— BEGIN Data to use —
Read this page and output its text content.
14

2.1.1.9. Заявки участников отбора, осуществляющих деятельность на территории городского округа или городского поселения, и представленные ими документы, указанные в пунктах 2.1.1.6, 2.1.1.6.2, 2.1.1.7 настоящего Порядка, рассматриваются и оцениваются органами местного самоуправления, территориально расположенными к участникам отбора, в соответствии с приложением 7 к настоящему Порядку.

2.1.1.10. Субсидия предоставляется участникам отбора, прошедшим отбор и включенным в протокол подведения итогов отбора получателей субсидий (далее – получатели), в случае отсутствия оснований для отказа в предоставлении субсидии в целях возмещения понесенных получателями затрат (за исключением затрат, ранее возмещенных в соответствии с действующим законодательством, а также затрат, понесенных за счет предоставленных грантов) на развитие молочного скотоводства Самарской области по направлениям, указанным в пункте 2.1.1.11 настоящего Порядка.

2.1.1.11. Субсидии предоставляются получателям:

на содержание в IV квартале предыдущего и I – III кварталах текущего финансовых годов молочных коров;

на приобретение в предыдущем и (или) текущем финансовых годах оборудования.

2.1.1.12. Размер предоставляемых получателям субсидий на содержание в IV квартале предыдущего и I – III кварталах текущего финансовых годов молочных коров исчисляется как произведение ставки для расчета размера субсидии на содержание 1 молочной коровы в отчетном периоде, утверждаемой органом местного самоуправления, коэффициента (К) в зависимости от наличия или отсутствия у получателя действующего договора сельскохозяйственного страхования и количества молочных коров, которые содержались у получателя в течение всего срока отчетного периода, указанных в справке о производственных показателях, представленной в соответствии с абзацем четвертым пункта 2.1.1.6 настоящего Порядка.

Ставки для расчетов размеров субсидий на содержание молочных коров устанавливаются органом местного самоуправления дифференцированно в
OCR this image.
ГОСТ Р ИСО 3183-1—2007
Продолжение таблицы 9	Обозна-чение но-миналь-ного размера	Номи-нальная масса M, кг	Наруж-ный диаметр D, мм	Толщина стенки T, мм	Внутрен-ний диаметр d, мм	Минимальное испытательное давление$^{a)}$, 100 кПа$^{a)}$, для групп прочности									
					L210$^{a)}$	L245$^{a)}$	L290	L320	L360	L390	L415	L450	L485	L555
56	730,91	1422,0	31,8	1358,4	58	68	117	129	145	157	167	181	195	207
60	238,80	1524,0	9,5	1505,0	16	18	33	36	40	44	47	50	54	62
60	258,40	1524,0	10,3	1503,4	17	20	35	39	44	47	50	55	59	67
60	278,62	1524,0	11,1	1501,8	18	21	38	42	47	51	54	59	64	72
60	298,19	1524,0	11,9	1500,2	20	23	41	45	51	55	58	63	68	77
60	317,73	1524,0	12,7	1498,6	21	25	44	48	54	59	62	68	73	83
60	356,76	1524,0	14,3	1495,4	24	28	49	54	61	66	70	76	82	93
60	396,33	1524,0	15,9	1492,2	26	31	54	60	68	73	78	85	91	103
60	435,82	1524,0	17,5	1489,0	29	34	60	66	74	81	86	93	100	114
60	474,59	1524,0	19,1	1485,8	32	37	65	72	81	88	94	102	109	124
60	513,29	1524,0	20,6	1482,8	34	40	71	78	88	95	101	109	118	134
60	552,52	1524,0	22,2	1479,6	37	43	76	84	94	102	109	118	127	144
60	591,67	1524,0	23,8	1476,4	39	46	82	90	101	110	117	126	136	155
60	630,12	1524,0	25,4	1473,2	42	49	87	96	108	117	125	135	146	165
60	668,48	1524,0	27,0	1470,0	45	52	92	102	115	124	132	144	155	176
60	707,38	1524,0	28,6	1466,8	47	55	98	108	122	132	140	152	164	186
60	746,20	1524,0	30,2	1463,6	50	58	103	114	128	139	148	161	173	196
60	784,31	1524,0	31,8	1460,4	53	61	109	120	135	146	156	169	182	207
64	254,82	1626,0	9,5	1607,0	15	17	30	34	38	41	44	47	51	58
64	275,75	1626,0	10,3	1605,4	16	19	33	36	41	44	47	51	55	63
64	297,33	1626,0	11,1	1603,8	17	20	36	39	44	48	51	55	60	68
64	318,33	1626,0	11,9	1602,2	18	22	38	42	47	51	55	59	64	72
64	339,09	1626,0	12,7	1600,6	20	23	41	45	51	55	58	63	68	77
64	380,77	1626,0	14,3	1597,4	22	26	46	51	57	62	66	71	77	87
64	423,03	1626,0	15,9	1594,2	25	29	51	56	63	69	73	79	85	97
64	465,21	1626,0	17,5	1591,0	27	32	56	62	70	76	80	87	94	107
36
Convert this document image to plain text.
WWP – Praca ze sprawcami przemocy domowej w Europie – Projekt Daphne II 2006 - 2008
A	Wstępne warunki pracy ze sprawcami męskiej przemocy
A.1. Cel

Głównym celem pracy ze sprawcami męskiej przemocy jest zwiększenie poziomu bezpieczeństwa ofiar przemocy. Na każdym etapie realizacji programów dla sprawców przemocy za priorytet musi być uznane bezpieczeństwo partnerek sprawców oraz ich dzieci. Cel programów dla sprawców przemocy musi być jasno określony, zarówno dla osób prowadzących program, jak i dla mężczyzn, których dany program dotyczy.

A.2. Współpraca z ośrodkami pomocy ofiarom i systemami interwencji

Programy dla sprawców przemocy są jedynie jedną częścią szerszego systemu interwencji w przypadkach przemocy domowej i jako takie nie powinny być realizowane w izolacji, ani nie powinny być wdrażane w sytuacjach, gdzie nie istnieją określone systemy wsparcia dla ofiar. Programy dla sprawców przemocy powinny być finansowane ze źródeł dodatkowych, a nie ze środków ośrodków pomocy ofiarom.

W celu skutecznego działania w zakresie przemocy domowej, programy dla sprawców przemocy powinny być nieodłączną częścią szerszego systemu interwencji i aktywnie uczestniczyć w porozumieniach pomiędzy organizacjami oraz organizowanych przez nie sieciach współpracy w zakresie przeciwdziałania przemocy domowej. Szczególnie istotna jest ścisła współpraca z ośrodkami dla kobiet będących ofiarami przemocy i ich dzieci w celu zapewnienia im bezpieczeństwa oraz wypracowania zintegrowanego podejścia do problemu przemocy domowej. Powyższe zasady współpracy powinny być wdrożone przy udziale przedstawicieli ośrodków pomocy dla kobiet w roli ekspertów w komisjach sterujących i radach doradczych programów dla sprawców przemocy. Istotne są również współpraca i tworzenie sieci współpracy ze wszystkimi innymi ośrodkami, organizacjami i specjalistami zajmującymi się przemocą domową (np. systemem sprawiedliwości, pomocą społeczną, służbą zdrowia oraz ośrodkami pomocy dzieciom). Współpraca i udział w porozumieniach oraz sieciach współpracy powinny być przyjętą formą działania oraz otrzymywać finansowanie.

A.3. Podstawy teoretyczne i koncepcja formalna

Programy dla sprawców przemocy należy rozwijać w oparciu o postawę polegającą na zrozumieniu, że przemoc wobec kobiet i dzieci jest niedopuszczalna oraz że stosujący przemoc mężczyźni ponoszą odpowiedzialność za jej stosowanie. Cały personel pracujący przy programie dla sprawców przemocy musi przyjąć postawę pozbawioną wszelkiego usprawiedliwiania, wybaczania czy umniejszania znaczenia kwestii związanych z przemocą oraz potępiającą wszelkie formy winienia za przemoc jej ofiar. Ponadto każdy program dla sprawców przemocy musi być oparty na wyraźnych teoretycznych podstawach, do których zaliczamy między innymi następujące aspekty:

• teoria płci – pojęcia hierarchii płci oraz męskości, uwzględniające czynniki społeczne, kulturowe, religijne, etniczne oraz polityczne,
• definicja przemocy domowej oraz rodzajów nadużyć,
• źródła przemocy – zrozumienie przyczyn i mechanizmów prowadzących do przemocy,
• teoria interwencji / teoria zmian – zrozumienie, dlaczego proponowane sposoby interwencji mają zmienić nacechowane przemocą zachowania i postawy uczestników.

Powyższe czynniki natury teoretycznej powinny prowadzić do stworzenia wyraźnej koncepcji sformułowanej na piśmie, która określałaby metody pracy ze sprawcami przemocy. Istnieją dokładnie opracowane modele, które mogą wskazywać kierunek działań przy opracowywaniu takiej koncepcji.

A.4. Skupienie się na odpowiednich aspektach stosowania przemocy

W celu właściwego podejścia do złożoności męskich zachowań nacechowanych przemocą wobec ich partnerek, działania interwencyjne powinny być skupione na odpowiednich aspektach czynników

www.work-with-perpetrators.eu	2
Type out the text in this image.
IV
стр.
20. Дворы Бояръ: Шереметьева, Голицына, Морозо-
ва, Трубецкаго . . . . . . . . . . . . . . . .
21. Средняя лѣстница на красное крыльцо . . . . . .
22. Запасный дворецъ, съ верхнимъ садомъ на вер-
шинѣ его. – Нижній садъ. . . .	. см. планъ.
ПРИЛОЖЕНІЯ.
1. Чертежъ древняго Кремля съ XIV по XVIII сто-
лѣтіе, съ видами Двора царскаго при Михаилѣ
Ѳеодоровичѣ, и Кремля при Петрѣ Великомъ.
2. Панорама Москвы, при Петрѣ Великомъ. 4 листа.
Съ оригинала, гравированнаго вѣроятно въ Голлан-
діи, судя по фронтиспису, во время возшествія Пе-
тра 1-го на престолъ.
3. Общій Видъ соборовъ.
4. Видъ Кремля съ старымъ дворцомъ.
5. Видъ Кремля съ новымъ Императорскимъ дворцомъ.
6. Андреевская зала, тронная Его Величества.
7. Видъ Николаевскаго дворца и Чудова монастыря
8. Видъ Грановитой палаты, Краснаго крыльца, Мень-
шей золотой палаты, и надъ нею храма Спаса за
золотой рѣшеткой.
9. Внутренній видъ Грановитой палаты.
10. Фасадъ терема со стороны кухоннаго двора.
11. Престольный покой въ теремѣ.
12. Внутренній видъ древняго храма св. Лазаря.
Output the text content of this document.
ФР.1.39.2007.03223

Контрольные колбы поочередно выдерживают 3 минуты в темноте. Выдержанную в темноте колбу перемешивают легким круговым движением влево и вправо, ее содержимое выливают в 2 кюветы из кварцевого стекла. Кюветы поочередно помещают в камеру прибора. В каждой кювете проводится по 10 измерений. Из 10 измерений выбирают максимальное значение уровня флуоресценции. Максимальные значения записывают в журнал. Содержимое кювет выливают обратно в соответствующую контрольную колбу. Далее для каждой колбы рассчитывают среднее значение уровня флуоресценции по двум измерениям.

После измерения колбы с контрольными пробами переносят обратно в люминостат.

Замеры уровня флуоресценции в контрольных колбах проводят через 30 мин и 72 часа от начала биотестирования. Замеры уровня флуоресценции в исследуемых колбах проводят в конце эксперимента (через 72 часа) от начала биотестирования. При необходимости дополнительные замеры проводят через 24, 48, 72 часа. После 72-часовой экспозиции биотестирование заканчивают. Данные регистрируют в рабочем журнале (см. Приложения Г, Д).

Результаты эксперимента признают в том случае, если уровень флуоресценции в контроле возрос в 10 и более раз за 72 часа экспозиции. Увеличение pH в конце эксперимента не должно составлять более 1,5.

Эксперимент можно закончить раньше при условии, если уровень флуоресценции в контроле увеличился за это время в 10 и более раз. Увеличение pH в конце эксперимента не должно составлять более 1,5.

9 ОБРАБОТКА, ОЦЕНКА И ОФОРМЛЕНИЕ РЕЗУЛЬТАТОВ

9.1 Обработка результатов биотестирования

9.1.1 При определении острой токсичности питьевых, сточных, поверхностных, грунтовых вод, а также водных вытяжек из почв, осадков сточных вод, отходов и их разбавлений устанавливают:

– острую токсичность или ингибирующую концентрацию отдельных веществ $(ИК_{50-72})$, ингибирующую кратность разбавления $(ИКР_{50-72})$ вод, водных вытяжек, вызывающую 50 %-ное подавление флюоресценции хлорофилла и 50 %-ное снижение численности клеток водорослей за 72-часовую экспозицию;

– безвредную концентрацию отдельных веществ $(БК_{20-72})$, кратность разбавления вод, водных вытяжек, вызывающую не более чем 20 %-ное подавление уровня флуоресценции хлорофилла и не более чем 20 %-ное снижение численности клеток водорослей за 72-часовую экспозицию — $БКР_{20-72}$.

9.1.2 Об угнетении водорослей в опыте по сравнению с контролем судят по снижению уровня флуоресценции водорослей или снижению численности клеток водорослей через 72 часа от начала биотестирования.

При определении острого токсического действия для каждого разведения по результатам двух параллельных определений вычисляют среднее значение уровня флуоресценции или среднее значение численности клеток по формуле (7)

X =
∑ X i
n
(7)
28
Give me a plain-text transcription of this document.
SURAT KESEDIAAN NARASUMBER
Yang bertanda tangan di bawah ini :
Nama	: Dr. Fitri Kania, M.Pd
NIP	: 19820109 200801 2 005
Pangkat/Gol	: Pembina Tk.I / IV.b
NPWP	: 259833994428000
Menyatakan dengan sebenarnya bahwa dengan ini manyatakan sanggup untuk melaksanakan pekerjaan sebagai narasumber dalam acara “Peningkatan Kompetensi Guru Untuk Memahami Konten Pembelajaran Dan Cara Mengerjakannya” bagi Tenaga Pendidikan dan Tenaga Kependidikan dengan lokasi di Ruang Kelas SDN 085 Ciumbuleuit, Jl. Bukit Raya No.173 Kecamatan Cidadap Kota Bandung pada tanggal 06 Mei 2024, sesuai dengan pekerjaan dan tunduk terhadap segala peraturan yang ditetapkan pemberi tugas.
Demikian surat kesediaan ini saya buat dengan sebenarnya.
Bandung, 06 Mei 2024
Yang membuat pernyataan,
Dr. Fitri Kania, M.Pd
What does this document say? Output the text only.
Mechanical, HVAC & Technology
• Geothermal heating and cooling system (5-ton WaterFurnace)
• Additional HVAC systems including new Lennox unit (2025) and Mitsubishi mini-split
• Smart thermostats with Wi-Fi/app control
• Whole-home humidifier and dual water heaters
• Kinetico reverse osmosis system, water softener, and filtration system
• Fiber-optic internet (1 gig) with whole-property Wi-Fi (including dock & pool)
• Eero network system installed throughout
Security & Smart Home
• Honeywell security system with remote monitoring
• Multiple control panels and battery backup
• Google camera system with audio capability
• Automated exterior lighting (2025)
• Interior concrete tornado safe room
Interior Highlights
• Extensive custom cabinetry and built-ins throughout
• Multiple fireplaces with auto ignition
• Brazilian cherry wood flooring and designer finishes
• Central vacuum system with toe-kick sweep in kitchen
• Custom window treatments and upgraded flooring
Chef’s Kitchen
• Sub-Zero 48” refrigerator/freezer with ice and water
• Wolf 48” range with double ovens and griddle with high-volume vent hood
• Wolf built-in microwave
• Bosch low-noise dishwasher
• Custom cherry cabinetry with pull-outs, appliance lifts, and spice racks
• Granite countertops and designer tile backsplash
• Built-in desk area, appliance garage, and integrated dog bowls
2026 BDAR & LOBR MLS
— END Data to use —
**Your objective:** Determine the number of lines where the string "teoria" occurs, and give that number only.

**Problem solution:** 2